**REQUIREMENTS:** Each entry here needs to be set down again exactly, please; pictures are left out.

(Stored entries)
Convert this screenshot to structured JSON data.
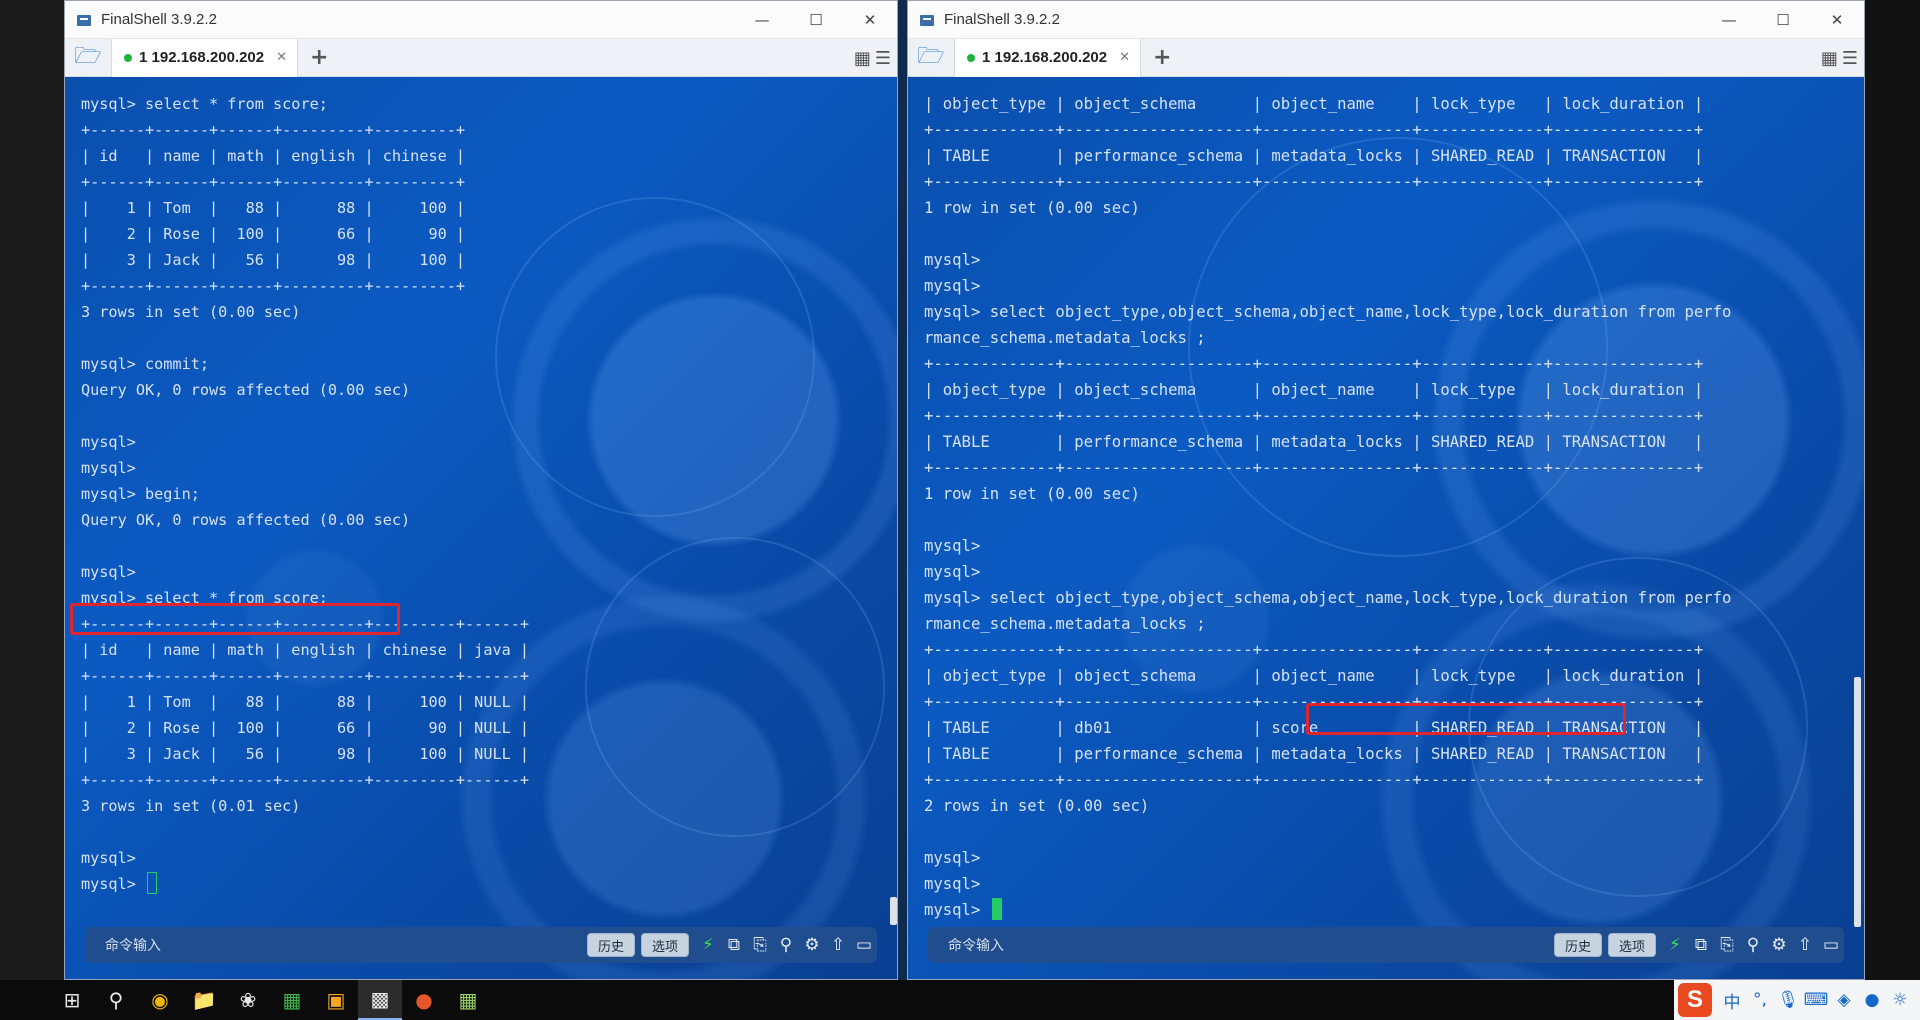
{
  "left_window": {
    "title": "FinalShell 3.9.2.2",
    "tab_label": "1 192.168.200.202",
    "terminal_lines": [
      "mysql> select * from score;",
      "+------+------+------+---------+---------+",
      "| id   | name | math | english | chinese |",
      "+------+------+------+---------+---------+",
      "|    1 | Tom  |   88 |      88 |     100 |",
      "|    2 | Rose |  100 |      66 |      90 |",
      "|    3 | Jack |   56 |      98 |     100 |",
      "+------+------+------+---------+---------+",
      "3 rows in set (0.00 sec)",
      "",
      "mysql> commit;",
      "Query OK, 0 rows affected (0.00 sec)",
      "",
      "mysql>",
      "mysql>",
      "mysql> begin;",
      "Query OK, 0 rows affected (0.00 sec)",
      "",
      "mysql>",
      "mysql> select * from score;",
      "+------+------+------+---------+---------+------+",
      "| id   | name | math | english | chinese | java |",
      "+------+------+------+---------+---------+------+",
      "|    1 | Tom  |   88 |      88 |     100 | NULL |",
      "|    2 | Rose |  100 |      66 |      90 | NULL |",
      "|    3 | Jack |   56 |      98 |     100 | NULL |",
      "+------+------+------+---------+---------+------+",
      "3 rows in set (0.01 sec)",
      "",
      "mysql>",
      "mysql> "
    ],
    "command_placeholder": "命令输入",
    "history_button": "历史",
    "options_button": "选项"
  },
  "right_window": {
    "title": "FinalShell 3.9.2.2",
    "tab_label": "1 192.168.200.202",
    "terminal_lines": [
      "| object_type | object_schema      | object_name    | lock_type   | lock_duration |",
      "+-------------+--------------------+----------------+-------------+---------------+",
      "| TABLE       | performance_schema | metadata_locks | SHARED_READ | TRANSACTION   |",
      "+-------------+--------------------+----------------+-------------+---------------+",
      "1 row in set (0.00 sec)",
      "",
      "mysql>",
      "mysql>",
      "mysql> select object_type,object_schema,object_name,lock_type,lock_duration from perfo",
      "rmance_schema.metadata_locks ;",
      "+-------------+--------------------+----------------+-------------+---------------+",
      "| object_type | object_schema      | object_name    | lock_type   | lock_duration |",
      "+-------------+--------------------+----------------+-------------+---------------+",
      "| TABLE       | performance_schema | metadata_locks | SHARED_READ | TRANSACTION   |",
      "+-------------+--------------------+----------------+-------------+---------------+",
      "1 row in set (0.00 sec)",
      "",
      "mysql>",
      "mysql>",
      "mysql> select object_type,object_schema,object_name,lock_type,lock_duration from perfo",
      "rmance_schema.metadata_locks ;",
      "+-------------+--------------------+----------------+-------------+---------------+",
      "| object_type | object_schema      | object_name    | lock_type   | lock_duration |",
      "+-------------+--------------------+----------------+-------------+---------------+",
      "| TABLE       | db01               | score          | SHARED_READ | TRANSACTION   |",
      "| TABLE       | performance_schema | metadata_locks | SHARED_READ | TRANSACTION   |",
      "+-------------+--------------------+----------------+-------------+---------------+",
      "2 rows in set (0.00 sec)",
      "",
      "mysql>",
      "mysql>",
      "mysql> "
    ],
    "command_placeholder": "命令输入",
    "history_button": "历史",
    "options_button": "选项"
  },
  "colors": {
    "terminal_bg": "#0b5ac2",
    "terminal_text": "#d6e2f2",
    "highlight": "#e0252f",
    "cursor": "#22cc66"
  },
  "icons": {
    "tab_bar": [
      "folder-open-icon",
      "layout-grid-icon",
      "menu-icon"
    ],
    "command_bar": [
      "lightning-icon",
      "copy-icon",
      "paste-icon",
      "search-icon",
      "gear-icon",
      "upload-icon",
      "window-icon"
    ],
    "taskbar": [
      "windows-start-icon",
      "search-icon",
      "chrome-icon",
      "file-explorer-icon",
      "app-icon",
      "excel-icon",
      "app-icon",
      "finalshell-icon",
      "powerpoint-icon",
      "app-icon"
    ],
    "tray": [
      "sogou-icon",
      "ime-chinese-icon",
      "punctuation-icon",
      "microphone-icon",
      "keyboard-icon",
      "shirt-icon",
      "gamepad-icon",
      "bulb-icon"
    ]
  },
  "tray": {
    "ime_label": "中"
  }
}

**TASK RESULT:**
Convert this screenshot to structured JSON data.
{
  "left_window": {
    "title": "FinalShell 3.9.2.2",
    "tab_label": "1 192.168.200.202",
    "terminal_lines": [
      "mysql> select * from score;",
      "+------+------+------+---------+---------+",
      "| id   | name | math | english | chinese |",
      "+------+------+------+---------+---------+",
      "|    1 | Tom  |   88 |      88 |     100 |",
      "|    2 | Rose |  100 |      66 |      90 |",
      "|    3 | Jack |   56 |      98 |     100 |",
      "+------+------+------+---------+---------+",
      "3 rows in set (0.00 sec)",
      "",
      "mysql> commit;",
      "Query OK, 0 rows affected (0.00 sec)",
      "",
      "mysql>",
      "mysql>",
      "mysql> begin;",
      "Query OK, 0 rows affected (0.00 sec)",
      "",
      "mysql>",
      "mysql> select * from score;",
      "+------+------+------+---------+---------+------+",
      "| id   | name | math | english | chinese | java |",
      "+------+------+------+---------+---------+------+",
      "|    1 | Tom  |   88 |      88 |     100 | NULL |",
      "|    2 | Rose |  100 |      66 |      90 | NULL |",
      "|    3 | Jack |   56 |      98 |     100 | NULL |",
      "+------+------+------+---------+---------+------+",
      "3 rows in set (0.01 sec)",
      "",
      "mysql>",
      "mysql> "
    ],
    "command_placeholder": "命令输入",
    "history_button": "历史",
    "options_button": "选项"
  },
  "right_window": {
    "title": "FinalShell 3.9.2.2",
    "tab_label": "1 192.168.200.202",
    "terminal_lines": [
      "| object_type | object_schema      | object_name    | lock_type   | lock_duration |",
      "+-------------+--------------------+----------------+-------------+---------------+",
      "| TABLE       | performance_schema | metadata_locks | SHARED_READ | TRANSACTION   |",
      "+-------------+--------------------+----------------+-------------+---------------+",
      "1 row in set (0.00 sec)",
      "",
      "mysql>",
      "mysql>",
      "mysql> select object_type,object_schema,object_name,lock_type,lock_duration from perfo",
      "rmance_schema.metadata_locks ;",
      "+-------------+--------------------+----------------+-------------+---------------+",
      "| object_type | object_schema      | object_name    | lock_type   | lock_duration |",
      "+-------------+--------------------+----------------+-------------+---------------+",
      "| TABLE       | performance_schema | metadata_locks | SHARED_READ | TRANSACTION   |",
      "+-------------+--------------------+----------------+-------------+---------------+",
      "1 row in set (0.00 sec)",
      "",
      "mysql>",
      "mysql>",
      "mysql> select object_type,object_schema,object_name,lock_type,lock_duration from perfo",
      "rmance_schema.metadata_locks ;",
      "+-------------+--------------------+----------------+-------------+---------------+",
      "| object_type | object_schema      | object_name    | lock_type   | lock_duration |",
      "+-------------+--------------------+----------------+-------------+---------------+",
      "| TABLE       | db01               | score          | SHARED_READ | TRANSACTION   |",
      "| TABLE       | performance_schema | metadata_locks | SHARED_READ | TRANSACTION   |",
      "+-------------+--------------------+----------------+-------------+---------------+",
      "2 rows in set (0.00 sec)",
      "",
      "mysql>",
      "mysql>",
      "mysql> "
    ],
    "command_placeholder": "命令输入",
    "history_button": "历史",
    "options_button": "选项"
  },
  "colors": {
    "terminal_bg": "#0b5ac2",
    "terminal_text": "#d6e2f2",
    "highlight": "#e0252f",
    "cursor": "#22cc66"
  },
  "icons": {
    "tab_bar": [
      "folder-open-icon",
      "layout-grid-icon",
      "menu-icon"
    ],
    "command_bar": [
      "lightning-icon",
      "copy-icon",
      "paste-icon",
      "search-icon",
      "gear-icon",
      "upload-icon",
      "window-icon"
    ],
    "taskbar": [
      "windows-start-icon",
      "search-icon",
      "chrome-icon",
      "file-explorer-icon",
      "app-icon",
      "excel-icon",
      "app-icon",
      "finalshell-icon",
      "powerpoint-icon",
      "app-icon"
    ],
    "tray": [
      "sogou-icon",
      "ime-chinese-icon",
      "punctuation-icon",
      "microphone-icon",
      "keyboard-icon",
      "shirt-icon",
      "gamepad-icon",
      "bulb-icon"
    ]
  },
  "tray": {
    "ime_label": "中"
  }
}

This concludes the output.